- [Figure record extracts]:

☆ ☆ ☆

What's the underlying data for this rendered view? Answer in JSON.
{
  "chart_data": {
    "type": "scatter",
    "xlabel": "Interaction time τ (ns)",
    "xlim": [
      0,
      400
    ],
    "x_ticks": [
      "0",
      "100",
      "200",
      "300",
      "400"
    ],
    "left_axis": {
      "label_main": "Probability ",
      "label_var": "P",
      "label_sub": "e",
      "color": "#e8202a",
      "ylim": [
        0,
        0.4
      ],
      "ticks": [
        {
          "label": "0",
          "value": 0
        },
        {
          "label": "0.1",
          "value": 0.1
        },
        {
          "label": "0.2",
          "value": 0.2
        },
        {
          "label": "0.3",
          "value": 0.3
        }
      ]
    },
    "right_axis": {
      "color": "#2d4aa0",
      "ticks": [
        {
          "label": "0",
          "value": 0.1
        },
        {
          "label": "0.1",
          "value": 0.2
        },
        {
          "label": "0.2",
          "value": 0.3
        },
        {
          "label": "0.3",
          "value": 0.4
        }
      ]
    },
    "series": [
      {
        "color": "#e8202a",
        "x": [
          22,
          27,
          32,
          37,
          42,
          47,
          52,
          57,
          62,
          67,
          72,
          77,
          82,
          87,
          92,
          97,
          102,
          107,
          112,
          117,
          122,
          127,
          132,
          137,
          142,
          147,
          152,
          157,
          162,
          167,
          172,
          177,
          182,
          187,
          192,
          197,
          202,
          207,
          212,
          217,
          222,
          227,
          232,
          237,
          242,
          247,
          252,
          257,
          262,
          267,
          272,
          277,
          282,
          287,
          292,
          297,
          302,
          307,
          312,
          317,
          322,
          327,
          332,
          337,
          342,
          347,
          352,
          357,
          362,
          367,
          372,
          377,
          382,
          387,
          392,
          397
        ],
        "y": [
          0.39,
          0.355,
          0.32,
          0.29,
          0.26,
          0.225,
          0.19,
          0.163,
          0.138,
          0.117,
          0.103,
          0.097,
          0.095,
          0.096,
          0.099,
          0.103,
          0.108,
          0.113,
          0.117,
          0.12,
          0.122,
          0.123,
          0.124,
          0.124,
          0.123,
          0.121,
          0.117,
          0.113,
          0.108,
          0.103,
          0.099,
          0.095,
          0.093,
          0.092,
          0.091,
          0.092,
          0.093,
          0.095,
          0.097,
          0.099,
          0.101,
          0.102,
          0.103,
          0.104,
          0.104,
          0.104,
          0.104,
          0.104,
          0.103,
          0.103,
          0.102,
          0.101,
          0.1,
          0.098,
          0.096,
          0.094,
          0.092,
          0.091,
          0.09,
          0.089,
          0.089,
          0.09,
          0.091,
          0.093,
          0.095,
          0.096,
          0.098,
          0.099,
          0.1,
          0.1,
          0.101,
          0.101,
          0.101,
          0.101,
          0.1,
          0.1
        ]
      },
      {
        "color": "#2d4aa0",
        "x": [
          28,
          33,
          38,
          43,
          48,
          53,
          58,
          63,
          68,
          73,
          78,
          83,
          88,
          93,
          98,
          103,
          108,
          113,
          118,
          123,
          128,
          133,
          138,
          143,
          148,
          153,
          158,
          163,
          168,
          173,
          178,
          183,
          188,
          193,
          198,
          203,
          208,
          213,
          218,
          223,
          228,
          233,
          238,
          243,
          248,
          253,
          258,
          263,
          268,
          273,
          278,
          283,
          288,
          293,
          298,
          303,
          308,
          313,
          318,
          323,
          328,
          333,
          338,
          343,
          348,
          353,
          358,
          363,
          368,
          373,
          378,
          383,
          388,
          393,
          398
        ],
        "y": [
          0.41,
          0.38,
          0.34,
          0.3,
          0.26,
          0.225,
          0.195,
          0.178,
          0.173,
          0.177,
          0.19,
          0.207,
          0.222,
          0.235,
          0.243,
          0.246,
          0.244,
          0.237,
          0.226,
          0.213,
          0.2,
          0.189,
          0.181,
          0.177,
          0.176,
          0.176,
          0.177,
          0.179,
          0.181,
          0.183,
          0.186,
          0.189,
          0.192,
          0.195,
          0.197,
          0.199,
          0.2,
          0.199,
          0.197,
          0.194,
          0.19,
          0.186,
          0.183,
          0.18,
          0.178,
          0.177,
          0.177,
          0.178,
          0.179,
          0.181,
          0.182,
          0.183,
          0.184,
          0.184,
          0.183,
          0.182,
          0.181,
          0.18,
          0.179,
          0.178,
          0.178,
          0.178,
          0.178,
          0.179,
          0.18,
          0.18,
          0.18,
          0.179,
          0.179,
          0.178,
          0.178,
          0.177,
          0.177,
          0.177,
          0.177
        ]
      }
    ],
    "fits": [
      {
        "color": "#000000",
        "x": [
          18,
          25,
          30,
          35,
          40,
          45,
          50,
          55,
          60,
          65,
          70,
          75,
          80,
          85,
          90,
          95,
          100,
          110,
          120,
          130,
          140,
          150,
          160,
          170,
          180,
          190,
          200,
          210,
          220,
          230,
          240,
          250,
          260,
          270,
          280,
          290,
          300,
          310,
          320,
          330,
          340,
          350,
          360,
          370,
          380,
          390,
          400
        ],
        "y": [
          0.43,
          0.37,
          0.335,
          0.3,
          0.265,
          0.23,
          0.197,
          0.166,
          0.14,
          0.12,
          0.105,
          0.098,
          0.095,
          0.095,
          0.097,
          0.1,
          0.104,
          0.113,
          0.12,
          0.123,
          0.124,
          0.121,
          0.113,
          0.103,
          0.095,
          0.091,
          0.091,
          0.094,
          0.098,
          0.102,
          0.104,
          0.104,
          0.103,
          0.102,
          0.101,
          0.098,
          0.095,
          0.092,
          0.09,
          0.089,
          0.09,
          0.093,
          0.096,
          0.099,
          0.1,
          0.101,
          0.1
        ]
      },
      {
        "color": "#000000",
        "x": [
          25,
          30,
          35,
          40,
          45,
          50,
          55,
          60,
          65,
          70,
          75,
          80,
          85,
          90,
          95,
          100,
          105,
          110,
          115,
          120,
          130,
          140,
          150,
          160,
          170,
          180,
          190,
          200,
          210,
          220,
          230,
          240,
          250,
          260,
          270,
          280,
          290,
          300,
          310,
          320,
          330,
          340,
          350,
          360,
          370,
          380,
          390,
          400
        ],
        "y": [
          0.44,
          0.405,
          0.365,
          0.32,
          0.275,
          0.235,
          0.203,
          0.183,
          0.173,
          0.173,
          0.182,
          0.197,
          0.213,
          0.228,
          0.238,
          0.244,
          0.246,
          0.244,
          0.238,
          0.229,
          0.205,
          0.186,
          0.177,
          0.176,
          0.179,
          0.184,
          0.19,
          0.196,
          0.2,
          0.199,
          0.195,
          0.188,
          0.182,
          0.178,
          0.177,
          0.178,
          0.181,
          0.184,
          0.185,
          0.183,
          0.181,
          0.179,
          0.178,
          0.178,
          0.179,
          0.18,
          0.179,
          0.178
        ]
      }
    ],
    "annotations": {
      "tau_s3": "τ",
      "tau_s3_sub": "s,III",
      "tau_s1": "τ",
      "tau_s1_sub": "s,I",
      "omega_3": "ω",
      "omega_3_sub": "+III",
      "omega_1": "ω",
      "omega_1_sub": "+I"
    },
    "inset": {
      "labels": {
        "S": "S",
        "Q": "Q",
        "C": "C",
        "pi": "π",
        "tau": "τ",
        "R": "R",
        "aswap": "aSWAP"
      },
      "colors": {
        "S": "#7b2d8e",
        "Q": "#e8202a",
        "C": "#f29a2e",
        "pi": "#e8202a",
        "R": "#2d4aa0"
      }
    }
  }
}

☆ ☆ ☆

Every record above should be copied exactly.

- [Full output]:
What's the underlying data for this rendered view? Answer in JSON.
{
  "chart_data": {
    "type": "scatter",
    "xlabel": "Interaction time τ (ns)",
    "xlim": [
      0,
      400
    ],
    "x_ticks": [
      "0",
      "100",
      "200",
      "300",
      "400"
    ],
    "left_axis": {
      "label_main": "Probability ",
      "label_var": "P",
      "label_sub": "e",
      "color": "#e8202a",
      "ylim": [
        0,
        0.4
      ],
      "ticks": [
        {
          "label": "0",
          "value": 0
        },
        {
          "label": "0.1",
          "value": 0.1
        },
        {
          "label": "0.2",
          "value": 0.2
        },
        {
          "label": "0.3",
          "value": 0.3
        }
      ]
    },
    "right_axis": {
      "color": "#2d4aa0",
      "ticks": [
        {
          "label": "0",
          "value": 0.1
        },
        {
          "label": "0.1",
          "value": 0.2
        },
        {
          "label": "0.2",
          "value": 0.3
        },
        {
          "label": "0.3",
          "value": 0.4
        }
      ]
    },
    "series": [
      {
        "color": "#e8202a",
        "x": [
          22,
          27,
          32,
          37,
          42,
          47,
          52,
          57,
          62,
          67,
          72,
          77,
          82,
          87,
          92,
          97,
          102,
          107,
          112,
          117,
          122,
          127,
          132,
          137,
          142,
          147,
          152,
          157,
          162,
          167,
          172,
          177,
          182,
          187,
          192,
          197,
          202,
          207,
          212,
          217,
          222,
          227,
          232,
          237,
          242,
          247,
          252,
          257,
          262,
          267,
          272,
          277,
          282,
          287,
          292,
          297,
          302,
          307,
          312,
          317,
          322,
          327,
          332,
          337,
          342,
          347,
          352,
          357,
          362,
          367,
          372,
          377,
          382,
          387,
          392,
          397
        ],
        "y": [
          0.39,
          0.355,
          0.32,
          0.29,
          0.26,
          0.225,
          0.19,
          0.163,
          0.138,
          0.117,
          0.103,
          0.097,
          0.095,
          0.096,
          0.099,
          0.103,
          0.108,
          0.113,
          0.117,
          0.12,
          0.122,
          0.123,
          0.124,
          0.124,
          0.123,
          0.121,
          0.117,
          0.113,
          0.108,
          0.103,
          0.099,
          0.095,
          0.093,
          0.092,
          0.091,
          0.092,
          0.093,
          0.095,
          0.097,
          0.099,
          0.101,
          0.102,
          0.103,
          0.104,
          0.104,
          0.104,
          0.104,
          0.104,
          0.103,
          0.103,
          0.102,
          0.101,
          0.1,
          0.098,
          0.096,
          0.094,
          0.092,
          0.091,
          0.09,
          0.089,
          0.089,
          0.09,
          0.091,
          0.093,
          0.095,
          0.096,
          0.098,
          0.099,
          0.1,
          0.1,
          0.101,
          0.101,
          0.101,
          0.101,
          0.1,
          0.1
        ]
      },
      {
        "color": "#2d4aa0",
        "x": [
          28,
          33,
          38,
          43,
          48,
          53,
          58,
          63,
          68,
          73,
          78,
          83,
          88,
          93,
          98,
          103,
          108,
          113,
          118,
          123,
          128,
          133,
          138,
          143,
          148,
          153,
          158,
          163,
          168,
          173,
          178,
          183,
          188,
          193,
          198,
          203,
          208,
          213,
          218,
          223,
          228,
          233,
          238,
          243,
          248,
          253,
          258,
          263,
          268,
          273,
          278,
          283,
          288,
          293,
          298,
          303,
          308,
          313,
          318,
          323,
          328,
          333,
          338,
          343,
          348,
          353,
          358,
          363,
          368,
          373,
          378,
          383,
          388,
          393,
          398
        ],
        "y": [
          0.41,
          0.38,
          0.34,
          0.3,
          0.26,
          0.225,
          0.195,
          0.178,
          0.173,
          0.177,
          0.19,
          0.207,
          0.222,
          0.235,
          0.243,
          0.246,
          0.244,
          0.237,
          0.226,
          0.213,
          0.2,
          0.189,
          0.181,
          0.177,
          0.176,
          0.176,
          0.177,
          0.179,
          0.181,
          0.183,
          0.186,
          0.189,
          0.192,
          0.195,
          0.197,
          0.199,
          0.2,
          0.199,
          0.197,
          0.194,
          0.19,
          0.186,
          0.183,
          0.18,
          0.178,
          0.177,
          0.177,
          0.178,
          0.179,
          0.181,
          0.182,
          0.183,
          0.184,
          0.184,
          0.183,
          0.182,
          0.181,
          0.18,
          0.179,
          0.178,
          0.178,
          0.178,
          0.178,
          0.179,
          0.18,
          0.18,
          0.18,
          0.179,
          0.179,
          0.178,
          0.178,
          0.177,
          0.177,
          0.177,
          0.177
        ]
      }
    ],
    "fits": [
      {
        "color": "#000000",
        "x": [
          18,
          25,
          30,
          35,
          40,
          45,
          50,
          55,
          60,
          65,
          70,
          75,
          80,
          85,
          90,
          95,
          100,
          110,
          120,
          130,
          140,
          150,
          160,
          170,
          180,
          190,
          200,
          210,
          220,
          230,
          240,
          250,
          260,
          270,
          280,
          290,
          300,
          310,
          320,
          330,
          340,
          350,
          360,
          370,
          380,
          390,
          400
        ],
        "y": [
          0.43,
          0.37,
          0.335,
          0.3,
          0.265,
          0.23,
          0.197,
          0.166,
          0.14,
          0.12,
          0.105,
          0.098,
          0.095,
          0.095,
          0.097,
          0.1,
          0.104,
          0.113,
          0.12,
          0.123,
          0.124,
          0.121,
          0.113,
          0.103,
          0.095,
          0.091,
          0.091,
          0.094,
          0.098,
          0.102,
          0.104,
          0.104,
          0.103,
          0.102,
          0.101,
          0.098,
          0.095,
          0.092,
          0.09,
          0.089,
          0.09,
          0.093,
          0.096,
          0.099,
          0.1,
          0.101,
          0.1
        ]
      },
      {
        "color": "#000000",
        "x": [
          25,
          30,
          35,
          40,
          45,
          50,
          55,
          60,
          65,
          70,
          75,
          80,
          85,
          90,
          95,
          100,
          105,
          110,
          115,
          120,
          130,
          140,
          150,
          160,
          170,
          180,
          190,
          200,
          210,
          220,
          230,
          240,
          250,
          260,
          270,
          280,
          290,
          300,
          310,
          320,
          330,
          340,
          350,
          360,
          370,
          380,
          390,
          400
        ],
        "y": [
          0.44,
          0.405,
          0.365,
          0.32,
          0.275,
          0.235,
          0.203,
          0.183,
          0.173,
          0.173,
          0.182,
          0.197,
          0.213,
          0.228,
          0.238,
          0.244,
          0.246,
          0.244,
          0.238,
          0.229,
          0.205,
          0.186,
          0.177,
          0.176,
          0.179,
          0.184,
          0.19,
          0.196,
          0.2,
          0.199,
          0.195,
          0.188,
          0.182,
          0.178,
          0.177,
          0.178,
          0.181,
          0.184,
          0.185,
          0.183,
          0.181,
          0.179,
          0.178,
          0.178,
          0.179,
          0.18,
          0.179,
          0.178
        ]
      }
    ],
    "annotations": {
      "tau_s3": "τ",
      "tau_s3_sub": "s,III",
      "tau_s1": "τ",
      "tau_s1_sub": "s,I",
      "omega_3": "ω",
      "omega_3_sub": "+III",
      "omega_1": "ω",
      "omega_1_sub": "+I"
    },
    "inset": {
      "labels": {
        "S": "S",
        "Q": "Q",
        "C": "C",
        "pi": "π",
        "tau": "τ",
        "R": "R",
        "aswap": "aSWAP"
      },
      "colors": {
        "S": "#7b2d8e",
        "Q": "#e8202a",
        "C": "#f29a2e",
        "pi": "#e8202a",
        "R": "#2d4aa0"
      }
    }
  }
}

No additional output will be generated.